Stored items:
= = = = =

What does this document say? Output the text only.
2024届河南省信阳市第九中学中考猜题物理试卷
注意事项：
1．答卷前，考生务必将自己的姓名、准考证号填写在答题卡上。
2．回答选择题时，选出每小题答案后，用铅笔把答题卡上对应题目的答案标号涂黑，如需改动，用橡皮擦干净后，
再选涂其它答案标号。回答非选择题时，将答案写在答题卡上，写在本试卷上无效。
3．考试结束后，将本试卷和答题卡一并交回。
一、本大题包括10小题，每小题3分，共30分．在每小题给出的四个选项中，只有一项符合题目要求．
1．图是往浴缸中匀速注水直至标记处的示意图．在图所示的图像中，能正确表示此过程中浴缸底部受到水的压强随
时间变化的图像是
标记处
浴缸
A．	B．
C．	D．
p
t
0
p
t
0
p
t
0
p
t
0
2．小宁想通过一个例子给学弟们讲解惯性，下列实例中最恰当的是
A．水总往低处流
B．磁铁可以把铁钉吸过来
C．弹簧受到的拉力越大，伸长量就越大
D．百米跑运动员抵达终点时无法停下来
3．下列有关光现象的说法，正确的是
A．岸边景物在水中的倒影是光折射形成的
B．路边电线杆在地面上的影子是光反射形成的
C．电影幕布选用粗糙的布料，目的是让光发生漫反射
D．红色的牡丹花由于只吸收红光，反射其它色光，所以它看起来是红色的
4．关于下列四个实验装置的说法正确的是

= = = = =

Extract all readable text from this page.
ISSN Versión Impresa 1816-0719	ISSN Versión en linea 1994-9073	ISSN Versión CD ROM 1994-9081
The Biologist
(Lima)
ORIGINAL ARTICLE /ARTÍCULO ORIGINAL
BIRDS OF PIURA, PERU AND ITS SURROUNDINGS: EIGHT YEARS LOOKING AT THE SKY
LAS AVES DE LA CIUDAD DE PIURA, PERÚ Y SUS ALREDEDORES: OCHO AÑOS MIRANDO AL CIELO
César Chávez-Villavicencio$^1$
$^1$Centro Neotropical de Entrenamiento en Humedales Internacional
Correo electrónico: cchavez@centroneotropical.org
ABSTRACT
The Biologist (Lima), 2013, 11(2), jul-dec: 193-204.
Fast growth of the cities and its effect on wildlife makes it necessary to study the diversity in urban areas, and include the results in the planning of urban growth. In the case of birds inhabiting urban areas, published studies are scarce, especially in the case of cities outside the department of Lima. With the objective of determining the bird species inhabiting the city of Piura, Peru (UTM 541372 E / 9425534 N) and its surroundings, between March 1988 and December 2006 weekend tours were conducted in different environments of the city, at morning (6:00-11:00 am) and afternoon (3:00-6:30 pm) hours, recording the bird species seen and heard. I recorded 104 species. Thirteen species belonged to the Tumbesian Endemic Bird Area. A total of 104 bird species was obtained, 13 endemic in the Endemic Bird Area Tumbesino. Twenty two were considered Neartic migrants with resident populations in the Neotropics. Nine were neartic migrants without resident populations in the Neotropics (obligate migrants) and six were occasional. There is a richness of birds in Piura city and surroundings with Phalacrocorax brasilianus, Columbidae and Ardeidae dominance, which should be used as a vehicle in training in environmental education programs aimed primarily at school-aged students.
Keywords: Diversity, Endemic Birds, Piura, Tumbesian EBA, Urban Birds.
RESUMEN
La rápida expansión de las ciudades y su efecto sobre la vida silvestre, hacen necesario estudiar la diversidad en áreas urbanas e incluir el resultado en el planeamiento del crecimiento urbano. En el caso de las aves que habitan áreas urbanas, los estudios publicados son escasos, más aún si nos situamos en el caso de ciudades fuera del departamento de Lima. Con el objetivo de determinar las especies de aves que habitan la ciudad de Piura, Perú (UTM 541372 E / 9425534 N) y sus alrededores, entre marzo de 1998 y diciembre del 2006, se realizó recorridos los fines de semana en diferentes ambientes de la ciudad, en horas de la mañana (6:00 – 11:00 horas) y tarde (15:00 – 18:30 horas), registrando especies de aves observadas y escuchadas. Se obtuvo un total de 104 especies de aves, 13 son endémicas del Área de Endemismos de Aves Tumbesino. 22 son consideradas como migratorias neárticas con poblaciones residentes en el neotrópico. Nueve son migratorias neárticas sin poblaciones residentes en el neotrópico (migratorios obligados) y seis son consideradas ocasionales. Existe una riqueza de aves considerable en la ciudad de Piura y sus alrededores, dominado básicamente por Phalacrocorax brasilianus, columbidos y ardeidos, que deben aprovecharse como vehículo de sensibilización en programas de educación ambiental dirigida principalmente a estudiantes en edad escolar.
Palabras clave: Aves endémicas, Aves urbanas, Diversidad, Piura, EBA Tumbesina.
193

= = = = =

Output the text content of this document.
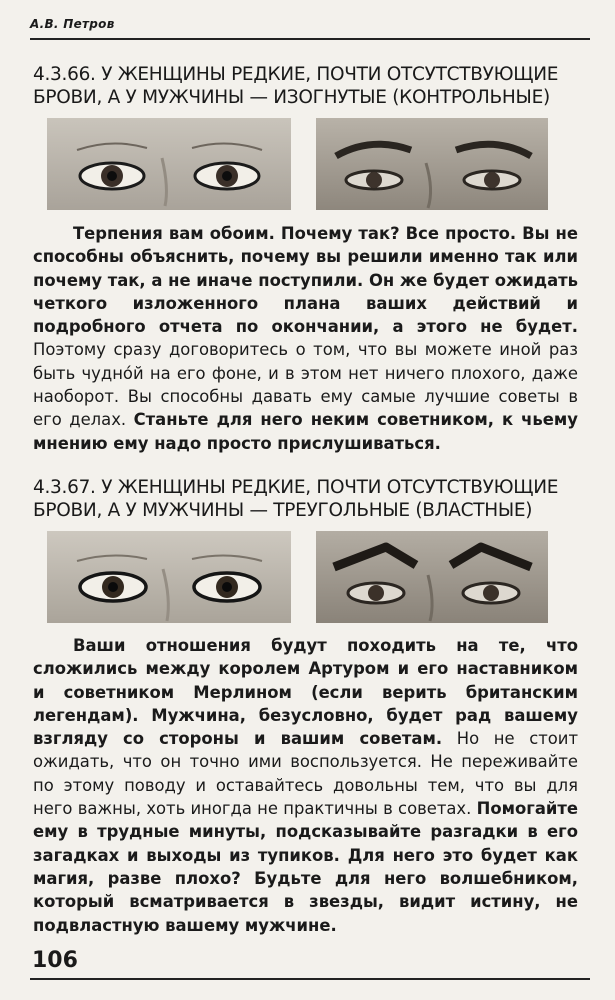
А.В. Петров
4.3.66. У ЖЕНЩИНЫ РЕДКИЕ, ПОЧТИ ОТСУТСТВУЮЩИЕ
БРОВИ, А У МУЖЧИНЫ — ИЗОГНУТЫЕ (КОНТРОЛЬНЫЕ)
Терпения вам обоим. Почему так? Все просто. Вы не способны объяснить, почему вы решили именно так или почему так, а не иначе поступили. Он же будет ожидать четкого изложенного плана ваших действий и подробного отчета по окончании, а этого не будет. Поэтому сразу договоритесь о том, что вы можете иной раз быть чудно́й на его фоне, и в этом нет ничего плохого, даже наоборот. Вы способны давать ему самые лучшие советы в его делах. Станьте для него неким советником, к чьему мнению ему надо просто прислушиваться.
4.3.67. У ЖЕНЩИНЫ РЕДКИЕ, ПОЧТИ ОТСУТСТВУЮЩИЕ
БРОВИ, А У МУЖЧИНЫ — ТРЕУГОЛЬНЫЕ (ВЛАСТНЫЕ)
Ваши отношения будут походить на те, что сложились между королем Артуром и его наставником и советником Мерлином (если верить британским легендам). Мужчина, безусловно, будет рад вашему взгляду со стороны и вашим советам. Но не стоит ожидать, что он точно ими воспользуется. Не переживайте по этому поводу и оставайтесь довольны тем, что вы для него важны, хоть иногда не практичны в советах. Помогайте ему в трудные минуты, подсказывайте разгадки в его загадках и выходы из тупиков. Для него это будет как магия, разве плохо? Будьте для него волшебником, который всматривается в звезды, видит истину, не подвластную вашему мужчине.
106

= = = = =

> AIM:
Extract all lines of the records above that include "this".

> EXERCISE RESPONSE:
What does this document say? Output the text only.
Extract all readable text from this page.
Output the text content of this document.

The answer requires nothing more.